(OBJECTIVE): Below are some records. Count the lines with "true" in them and give nothing but the total.

(Dataset items)
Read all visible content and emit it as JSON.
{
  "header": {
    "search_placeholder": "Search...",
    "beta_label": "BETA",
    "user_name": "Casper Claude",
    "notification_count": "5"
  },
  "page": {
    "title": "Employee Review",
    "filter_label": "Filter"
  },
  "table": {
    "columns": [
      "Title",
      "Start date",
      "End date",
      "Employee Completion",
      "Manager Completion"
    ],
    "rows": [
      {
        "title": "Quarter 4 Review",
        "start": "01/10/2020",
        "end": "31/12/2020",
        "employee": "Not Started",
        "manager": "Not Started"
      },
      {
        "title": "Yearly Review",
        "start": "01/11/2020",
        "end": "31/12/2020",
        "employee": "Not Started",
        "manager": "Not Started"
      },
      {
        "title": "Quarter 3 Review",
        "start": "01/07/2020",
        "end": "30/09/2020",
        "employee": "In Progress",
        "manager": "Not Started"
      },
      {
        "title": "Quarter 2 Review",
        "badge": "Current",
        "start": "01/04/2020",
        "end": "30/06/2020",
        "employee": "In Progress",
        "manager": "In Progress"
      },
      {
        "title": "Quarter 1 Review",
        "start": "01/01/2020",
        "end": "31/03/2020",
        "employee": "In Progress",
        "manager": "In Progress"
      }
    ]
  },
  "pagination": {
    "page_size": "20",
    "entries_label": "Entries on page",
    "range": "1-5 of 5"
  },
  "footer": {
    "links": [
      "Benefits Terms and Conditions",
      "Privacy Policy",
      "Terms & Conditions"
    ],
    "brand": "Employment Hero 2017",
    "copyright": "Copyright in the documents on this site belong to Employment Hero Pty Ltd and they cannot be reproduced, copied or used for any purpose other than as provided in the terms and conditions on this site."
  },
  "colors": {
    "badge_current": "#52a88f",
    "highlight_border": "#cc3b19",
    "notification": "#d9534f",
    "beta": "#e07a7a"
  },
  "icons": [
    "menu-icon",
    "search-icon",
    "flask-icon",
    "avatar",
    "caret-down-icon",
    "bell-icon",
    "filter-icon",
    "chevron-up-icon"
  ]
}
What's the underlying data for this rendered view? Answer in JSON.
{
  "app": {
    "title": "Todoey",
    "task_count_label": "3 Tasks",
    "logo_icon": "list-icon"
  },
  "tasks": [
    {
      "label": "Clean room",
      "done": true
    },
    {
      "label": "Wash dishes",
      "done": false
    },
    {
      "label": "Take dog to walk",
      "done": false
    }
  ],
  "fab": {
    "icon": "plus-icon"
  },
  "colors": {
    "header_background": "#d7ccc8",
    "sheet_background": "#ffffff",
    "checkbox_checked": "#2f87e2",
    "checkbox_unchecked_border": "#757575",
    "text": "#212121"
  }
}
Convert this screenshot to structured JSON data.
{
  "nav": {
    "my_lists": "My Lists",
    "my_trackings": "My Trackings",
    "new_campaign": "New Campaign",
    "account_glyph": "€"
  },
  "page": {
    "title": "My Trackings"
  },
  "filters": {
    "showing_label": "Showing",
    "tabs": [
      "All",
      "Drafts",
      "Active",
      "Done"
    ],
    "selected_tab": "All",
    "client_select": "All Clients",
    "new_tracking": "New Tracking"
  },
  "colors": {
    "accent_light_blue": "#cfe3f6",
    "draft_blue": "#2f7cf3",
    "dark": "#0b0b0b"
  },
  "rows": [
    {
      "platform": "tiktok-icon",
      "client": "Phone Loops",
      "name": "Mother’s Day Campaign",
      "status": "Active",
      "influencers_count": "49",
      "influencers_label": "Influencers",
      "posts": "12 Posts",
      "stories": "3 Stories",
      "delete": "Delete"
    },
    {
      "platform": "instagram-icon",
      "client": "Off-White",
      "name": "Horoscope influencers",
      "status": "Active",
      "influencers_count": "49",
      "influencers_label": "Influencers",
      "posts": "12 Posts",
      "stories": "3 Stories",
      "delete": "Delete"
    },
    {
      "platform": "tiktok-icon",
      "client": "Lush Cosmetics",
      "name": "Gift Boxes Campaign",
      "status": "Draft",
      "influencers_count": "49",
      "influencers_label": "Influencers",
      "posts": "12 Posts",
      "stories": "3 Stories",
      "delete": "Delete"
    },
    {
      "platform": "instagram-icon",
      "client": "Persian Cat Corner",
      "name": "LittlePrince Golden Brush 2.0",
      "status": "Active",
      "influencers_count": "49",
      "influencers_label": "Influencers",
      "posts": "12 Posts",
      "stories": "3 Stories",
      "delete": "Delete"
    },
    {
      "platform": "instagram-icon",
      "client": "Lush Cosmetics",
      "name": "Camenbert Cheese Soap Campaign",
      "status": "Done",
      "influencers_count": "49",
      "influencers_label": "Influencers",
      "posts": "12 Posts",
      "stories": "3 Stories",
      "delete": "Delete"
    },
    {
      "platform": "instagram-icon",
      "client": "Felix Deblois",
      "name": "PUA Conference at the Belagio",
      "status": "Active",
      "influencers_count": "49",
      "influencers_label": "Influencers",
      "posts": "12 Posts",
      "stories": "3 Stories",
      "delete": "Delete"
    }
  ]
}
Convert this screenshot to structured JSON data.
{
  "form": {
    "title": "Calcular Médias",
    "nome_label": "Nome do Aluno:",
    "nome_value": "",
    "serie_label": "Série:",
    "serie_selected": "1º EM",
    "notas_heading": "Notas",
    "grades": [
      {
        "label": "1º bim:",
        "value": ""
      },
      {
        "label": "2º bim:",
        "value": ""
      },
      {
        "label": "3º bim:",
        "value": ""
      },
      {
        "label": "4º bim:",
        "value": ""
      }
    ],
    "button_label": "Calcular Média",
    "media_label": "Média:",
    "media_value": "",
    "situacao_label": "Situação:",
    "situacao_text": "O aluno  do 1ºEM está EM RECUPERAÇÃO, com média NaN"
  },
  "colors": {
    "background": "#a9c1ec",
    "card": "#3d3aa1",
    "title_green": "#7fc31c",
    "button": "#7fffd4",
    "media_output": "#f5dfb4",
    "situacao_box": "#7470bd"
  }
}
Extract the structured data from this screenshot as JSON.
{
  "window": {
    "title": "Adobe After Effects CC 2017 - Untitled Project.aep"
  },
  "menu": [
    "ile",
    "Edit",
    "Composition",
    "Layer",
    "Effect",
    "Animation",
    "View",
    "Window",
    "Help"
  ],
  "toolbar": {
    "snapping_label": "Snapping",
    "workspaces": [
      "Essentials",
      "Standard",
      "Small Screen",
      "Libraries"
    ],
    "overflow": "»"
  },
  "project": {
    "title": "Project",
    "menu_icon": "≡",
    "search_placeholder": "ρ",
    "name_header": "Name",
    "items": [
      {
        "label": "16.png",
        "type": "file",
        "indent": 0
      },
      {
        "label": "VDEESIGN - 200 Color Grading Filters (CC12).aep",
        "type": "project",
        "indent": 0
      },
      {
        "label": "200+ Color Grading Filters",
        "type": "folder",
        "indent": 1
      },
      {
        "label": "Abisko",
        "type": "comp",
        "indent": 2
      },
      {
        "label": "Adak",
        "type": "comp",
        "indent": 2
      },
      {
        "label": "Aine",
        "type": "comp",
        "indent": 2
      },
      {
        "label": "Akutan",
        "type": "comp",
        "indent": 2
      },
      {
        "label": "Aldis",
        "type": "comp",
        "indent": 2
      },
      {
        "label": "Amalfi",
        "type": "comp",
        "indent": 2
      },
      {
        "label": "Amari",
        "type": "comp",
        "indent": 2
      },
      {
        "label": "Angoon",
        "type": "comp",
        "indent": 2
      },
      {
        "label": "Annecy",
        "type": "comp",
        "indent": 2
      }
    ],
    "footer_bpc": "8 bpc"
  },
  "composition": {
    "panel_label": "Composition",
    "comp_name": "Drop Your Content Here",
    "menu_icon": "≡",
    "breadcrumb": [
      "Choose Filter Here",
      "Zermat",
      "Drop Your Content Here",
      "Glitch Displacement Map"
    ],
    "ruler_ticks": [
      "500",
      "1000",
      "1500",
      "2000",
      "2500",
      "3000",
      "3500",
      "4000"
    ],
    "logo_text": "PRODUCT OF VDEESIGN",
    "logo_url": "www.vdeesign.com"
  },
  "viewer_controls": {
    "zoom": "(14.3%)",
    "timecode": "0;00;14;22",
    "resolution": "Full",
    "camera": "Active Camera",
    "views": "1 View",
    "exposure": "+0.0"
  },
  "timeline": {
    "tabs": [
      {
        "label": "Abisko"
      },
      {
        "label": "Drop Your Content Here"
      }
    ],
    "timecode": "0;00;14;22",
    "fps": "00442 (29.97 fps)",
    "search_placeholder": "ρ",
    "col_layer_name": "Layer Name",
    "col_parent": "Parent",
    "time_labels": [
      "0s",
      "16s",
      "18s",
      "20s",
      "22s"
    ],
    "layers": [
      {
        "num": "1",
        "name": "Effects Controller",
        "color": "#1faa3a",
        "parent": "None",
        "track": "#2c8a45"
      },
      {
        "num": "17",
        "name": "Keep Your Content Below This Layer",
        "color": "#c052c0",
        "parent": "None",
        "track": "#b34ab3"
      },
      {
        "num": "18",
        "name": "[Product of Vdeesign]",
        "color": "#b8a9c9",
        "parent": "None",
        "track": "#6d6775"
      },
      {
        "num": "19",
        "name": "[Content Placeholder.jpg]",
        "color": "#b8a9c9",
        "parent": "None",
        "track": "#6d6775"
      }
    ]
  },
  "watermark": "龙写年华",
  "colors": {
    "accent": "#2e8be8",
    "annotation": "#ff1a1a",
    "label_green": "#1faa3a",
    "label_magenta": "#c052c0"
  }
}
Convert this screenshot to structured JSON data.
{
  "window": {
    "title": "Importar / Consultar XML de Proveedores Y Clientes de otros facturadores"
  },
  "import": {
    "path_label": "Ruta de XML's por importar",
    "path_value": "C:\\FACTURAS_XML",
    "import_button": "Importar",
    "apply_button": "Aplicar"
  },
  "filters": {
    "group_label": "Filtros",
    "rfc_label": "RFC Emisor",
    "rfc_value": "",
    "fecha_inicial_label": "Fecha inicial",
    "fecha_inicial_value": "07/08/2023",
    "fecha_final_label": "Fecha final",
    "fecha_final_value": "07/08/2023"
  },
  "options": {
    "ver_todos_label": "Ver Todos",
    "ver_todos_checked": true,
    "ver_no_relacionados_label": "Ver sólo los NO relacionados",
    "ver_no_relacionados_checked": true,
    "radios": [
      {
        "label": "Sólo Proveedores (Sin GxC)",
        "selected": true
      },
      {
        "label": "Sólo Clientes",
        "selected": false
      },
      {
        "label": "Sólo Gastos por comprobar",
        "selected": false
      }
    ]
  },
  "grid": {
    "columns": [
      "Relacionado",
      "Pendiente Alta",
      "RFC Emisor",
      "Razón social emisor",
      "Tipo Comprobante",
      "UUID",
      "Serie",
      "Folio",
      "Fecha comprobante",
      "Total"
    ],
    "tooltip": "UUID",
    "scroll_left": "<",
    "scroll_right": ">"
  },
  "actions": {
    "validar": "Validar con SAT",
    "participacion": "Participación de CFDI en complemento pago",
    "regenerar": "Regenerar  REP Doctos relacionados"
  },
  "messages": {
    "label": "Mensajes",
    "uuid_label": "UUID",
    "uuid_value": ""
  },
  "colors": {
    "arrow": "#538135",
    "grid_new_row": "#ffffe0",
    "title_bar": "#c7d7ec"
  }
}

(SOLUTION FOR THIS EXERCISE): 4